__Material shown__
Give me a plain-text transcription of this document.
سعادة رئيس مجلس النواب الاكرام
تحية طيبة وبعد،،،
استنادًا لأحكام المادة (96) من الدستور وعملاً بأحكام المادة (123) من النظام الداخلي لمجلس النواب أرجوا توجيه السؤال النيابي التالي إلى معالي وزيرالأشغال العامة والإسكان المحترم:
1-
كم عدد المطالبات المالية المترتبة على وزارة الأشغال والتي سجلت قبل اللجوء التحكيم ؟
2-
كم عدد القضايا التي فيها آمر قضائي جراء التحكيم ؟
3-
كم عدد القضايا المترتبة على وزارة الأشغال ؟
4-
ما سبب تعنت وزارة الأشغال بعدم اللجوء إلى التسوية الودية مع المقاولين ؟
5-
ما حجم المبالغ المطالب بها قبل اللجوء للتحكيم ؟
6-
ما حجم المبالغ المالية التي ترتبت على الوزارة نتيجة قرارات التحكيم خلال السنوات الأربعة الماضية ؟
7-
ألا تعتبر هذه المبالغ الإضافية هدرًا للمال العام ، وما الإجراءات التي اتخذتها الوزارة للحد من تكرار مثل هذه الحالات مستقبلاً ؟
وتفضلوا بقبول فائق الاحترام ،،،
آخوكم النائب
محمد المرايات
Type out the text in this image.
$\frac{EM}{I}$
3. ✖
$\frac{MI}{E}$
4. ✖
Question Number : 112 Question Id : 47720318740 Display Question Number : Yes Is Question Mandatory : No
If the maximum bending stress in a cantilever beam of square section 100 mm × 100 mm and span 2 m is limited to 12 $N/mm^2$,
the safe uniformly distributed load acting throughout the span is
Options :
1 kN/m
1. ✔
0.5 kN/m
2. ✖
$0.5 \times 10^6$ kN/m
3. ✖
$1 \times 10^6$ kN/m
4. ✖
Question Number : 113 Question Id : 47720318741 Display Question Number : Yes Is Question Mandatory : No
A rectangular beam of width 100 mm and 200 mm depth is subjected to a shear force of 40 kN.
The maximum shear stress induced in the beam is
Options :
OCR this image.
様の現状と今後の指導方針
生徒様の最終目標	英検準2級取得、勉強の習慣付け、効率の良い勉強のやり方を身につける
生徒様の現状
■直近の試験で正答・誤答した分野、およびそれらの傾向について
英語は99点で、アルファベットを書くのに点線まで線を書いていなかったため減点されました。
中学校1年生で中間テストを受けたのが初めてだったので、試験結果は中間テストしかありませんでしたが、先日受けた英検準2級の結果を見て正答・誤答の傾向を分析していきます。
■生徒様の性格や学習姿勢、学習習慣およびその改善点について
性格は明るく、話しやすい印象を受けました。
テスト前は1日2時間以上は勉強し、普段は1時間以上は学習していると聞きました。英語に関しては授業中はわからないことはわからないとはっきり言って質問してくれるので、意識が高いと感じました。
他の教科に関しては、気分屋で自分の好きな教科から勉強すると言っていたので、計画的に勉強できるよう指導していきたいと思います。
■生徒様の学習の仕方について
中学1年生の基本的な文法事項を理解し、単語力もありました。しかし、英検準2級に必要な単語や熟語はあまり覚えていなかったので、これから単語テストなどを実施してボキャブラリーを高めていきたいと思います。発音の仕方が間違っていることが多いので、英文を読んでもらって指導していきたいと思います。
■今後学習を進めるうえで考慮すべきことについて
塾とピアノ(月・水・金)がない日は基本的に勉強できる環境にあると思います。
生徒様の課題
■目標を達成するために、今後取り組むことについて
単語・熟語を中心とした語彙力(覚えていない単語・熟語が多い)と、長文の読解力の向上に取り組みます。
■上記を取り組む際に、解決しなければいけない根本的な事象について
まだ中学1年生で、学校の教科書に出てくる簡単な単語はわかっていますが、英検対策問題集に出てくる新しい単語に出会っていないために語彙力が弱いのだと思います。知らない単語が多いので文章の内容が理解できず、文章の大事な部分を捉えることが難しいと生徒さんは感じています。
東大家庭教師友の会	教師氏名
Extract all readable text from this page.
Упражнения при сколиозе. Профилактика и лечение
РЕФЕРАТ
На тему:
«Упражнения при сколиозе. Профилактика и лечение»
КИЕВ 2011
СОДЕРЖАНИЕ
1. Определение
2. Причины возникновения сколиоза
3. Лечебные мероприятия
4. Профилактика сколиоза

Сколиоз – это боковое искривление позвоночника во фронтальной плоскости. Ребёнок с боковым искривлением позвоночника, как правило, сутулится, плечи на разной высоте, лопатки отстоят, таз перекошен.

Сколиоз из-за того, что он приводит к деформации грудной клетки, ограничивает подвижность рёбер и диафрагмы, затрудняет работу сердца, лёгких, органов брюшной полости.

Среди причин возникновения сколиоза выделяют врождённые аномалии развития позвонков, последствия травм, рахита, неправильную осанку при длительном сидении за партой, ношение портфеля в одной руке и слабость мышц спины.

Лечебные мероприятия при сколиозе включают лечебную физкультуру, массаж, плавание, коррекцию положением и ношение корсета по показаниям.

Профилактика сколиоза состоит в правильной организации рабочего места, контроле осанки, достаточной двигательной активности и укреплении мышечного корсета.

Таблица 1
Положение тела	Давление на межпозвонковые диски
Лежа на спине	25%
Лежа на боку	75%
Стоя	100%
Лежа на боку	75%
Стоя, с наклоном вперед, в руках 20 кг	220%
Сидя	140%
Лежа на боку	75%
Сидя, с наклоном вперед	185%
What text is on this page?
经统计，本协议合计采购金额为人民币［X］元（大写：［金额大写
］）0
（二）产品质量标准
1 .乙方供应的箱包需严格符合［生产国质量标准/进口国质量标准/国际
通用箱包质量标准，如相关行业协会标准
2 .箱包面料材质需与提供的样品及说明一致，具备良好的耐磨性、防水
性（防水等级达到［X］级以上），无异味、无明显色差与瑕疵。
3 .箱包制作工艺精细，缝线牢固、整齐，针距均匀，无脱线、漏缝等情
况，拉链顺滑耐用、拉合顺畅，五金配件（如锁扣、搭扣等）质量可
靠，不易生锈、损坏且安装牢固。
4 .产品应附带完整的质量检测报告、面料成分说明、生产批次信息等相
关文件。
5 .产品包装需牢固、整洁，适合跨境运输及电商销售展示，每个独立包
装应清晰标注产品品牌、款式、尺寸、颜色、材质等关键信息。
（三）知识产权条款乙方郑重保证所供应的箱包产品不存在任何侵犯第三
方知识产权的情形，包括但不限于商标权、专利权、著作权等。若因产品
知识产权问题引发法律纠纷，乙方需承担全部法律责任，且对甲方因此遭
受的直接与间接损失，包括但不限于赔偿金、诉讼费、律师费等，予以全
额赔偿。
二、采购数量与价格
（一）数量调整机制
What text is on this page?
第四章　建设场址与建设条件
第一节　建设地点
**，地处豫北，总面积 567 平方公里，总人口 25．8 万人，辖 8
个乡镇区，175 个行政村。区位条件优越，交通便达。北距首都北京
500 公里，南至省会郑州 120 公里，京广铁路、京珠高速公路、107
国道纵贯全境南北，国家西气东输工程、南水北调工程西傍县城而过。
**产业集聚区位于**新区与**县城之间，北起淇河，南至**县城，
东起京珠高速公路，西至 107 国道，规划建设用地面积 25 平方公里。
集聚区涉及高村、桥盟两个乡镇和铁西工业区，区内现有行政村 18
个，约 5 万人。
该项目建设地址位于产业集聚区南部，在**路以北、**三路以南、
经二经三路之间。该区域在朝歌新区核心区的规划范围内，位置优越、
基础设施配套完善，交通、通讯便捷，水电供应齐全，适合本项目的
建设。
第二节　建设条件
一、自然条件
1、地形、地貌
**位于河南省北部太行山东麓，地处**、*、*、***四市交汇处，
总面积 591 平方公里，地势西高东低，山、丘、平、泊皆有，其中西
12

__Description of the task__
Each line above must be printed exactly as it appears.

__Written response__
Give me a plain-text transcription of this document.
سعادة رئيس مجلس النواب الاكرام
تحية طيبة وبعد،،،
استنادًا لأحكام المادة (96) من الدستور وعملاً بأحكام المادة (123) من النظام الداخلي لمجلس النواب أرجوا توجيه السؤال النيابي التالي إلى معالي وزيرالأشغال العامة والإسكان المحترم:
1-
كم عدد المطالبات المالية المترتبة على وزارة الأشغال والتي سجلت قبل اللجوء التحكيم ؟
2-
كم عدد القضايا التي فيها آمر قضائي جراء التحكيم ؟
3-
كم عدد القضايا المترتبة على وزارة الأشغال ؟
4-
ما سبب تعنت وزارة الأشغال بعدم اللجوء إلى التسوية الودية مع المقاولين ؟
5-
ما حجم المبالغ المطالب بها قبل اللجوء للتحكيم ؟
6-
ما حجم المبالغ المالية التي ترتبت على الوزارة نتيجة قرارات التحكيم خلال السنوات الأربعة الماضية ؟
7-
ألا تعتبر هذه المبالغ الإضافية هدرًا للمال العام ، وما الإجراءات التي اتخذتها الوزارة للحد من تكرار مثل هذه الحالات مستقبلاً ؟
وتفضلوا بقبول فائق الاحترام ،،،
آخوكم النائب
محمد المرايات
Type out the text in this image.
$\frac{EM}{I}$
3. ✖
$\frac{MI}{E}$
4. ✖
Question Number : 112 Question Id : 47720318740 Display Question Number : Yes Is Question Mandatory : No
If the maximum bending stress in a cantilever beam of square section 100 mm × 100 mm and span 2 m is limited to 12 $N/mm^2$,
the safe uniformly distributed load acting throughout the span is
Options :
1 kN/m
1. ✔
0.5 kN/m
2. ✖
$0.5 \times 10^6$ kN/m
3. ✖
$1 \times 10^6$ kN/m
4. ✖
Question Number : 113 Question Id : 47720318741 Display Question Number : Yes Is Question Mandatory : No
A rectangular beam of width 100 mm and 200 mm depth is subjected to a shear force of 40 kN.
The maximum shear stress induced in the beam is
Options :
OCR this image.
様の現状と今後の指導方針
生徒様の最終目標	英検準2級取得、勉強の習慣付け、効率の良い勉強のやり方を身につける
生徒様の現状
■直近の試験で正答・誤答した分野、およびそれらの傾向について
英語は99点で、アルファベットを書くのに点線まで線を書いていなかったため減点されました。
中学校1年生で中間テストを受けたのが初めてだったので、試験結果は中間テストしかありませんでしたが、先日受けた英検準2級の結果を見て正答・誤答の傾向を分析していきます。
■生徒様の性格や学習姿勢、学習習慣およびその改善点について
性格は明るく、話しやすい印象を受けました。
テスト前は1日2時間以上は勉強し、普段は1時間以上は学習していると聞きました。英語に関しては授業中はわからないことはわからないとはっきり言って質問してくれるので、意識が高いと感じました。
他の教科に関しては、気分屋で自分の好きな教科から勉強すると言っていたので、計画的に勉強できるよう指導していきたいと思います。
■生徒様の学習の仕方について
中学1年生の基本的な文法事項を理解し、単語力もありました。しかし、英検準2級に必要な単語や熟語はあまり覚えていなかったので、これから単語テストなどを実施してボキャブラリーを高めていきたいと思います。発音の仕方が間違っていることが多いので、英文を読んでもらって指導していきたいと思います。
■今後学習を進めるうえで考慮すべきことについて
塾とピアノ(月・水・金)がない日は基本的に勉強できる環境にあると思います。
生徒様の課題
■目標を達成するために、今後取り組むことについて
単語・熟語を中心とした語彙力(覚えていない単語・熟語が多い)と、長文の読解力の向上に取り組みます。
■上記を取り組む際に、解決しなければいけない根本的な事象について
まだ中学1年生で、学校の教科書に出てくる簡単な単語はわかっていますが、英検対策問題集に出てくる新しい単語に出会っていないために語彙力が弱いのだと思います。知らない単語が多いので文章の内容が理解できず、文章の大事な部分を捉えることが難しいと生徒さんは感じています。
東大家庭教師友の会	教師氏名
Extract all readable text from this page.
Упражнения при сколиозе. Профилактика и лечение
РЕФЕРАТ
На тему:
«Упражнения при сколиозе. Профилактика и лечение»
КИЕВ 2011
СОДЕРЖАНИЕ
1. Определение
2. Причины возникновения сколиоза
3. Лечебные мероприятия
4. Профилактика сколиоза

Сколиоз – это боковое искривление позвоночника во фронтальной плоскости. Ребёнок с боковым искривлением позвоночника, как правило, сутулится, плечи на разной высоте, лопатки отстоят, таз перекошен.

Сколиоз из-за того, что он приводит к деформации грудной клетки, ограничивает подвижность рёбер и диафрагмы, затрудняет работу сердца, лёгких, органов брюшной полости.

Среди причин возникновения сколиоза выделяют врождённые аномалии развития позвонков, последствия травм, рахита, неправильную осанку при длительном сидении за партой, ношение портфеля в одной руке и слабость мышц спины.

Лечебные мероприятия при сколиозе включают лечебную физкультуру, массаж, плавание, коррекцию положением и ношение корсета по показаниям.

Профилактика сколиоза состоит в правильной организации рабочего места, контроле осанки, достаточной двигательной активности и укреплении мышечного корсета.

Таблица 1
Положение тела	Давление на межпозвонковые диски
Лежа на спине	25%
Лежа на боку	75%
Стоя	100%
Лежа на боку	75%
Стоя, с наклоном вперед, в руках 20 кг	220%
Сидя	140%
Лежа на боку	75%
Сидя, с наклоном вперед	185%
What text is on this page?
经统计，本协议合计采购金额为人民币［X］元（大写：［金额大写
］）0
（二）产品质量标准
1 .乙方供应的箱包需严格符合［生产国质量标准/进口国质量标准/国际
通用箱包质量标准，如相关行业协会标准
2 .箱包面料材质需与提供的样品及说明一致，具备良好的耐磨性、防水
性（防水等级达到［X］级以上），无异味、无明显色差与瑕疵。
3 .箱包制作工艺精细，缝线牢固、整齐，针距均匀，无脱线、漏缝等情
况，拉链顺滑耐用、拉合顺畅，五金配件（如锁扣、搭扣等）质量可
靠，不易生锈、损坏且安装牢固。
4 .产品应附带完整的质量检测报告、面料成分说明、生产批次信息等相
关文件。
5 .产品包装需牢固、整洁，适合跨境运输及电商销售展示，每个独立包
装应清晰标注产品品牌、款式、尺寸、颜色、材质等关键信息。
（三）知识产权条款乙方郑重保证所供应的箱包产品不存在任何侵犯第三
方知识产权的情形，包括但不限于商标权、专利权、著作权等。若因产品
知识产权问题引发法律纠纷，乙方需承担全部法律责任，且对甲方因此遭
受的直接与间接损失，包括但不限于赔偿金、诉讼费、律师费等，予以全
额赔偿。
二、采购数量与价格
（一）数量调整机制
What text is on this page?
第四章　建设场址与建设条件
第一节　建设地点
**，地处豫北，总面积 567 平方公里，总人口 25．8 万人，辖 8
个乡镇区，175 个行政村。区位条件优越，交通便达。北距首都北京
500 公里，南至省会郑州 120 公里，京广铁路、京珠高速公路、107
国道纵贯全境南北，国家西气东输工程、南水北调工程西傍县城而过。
**产业集聚区位于**新区与**县城之间，北起淇河，南至**县城，
东起京珠高速公路，西至 107 国道，规划建设用地面积 25 平方公里。
集聚区涉及高村、桥盟两个乡镇和铁西工业区，区内现有行政村 18
个，约 5 万人。
该项目建设地址位于产业集聚区南部，在**路以北、**三路以南、
经二经三路之间。该区域在朝歌新区核心区的规划范围内，位置优越、
基础设施配套完善，交通、通讯便捷，水电供应齐全，适合本项目的
建设。
第二节　建设条件
一、自然条件
1、地形、地貌
**位于河南省北部太行山东麓，地处**、*、*、***四市交汇处，
总面积 591 平方公里，地势西高东低，山、丘、平、泊皆有，其中西
12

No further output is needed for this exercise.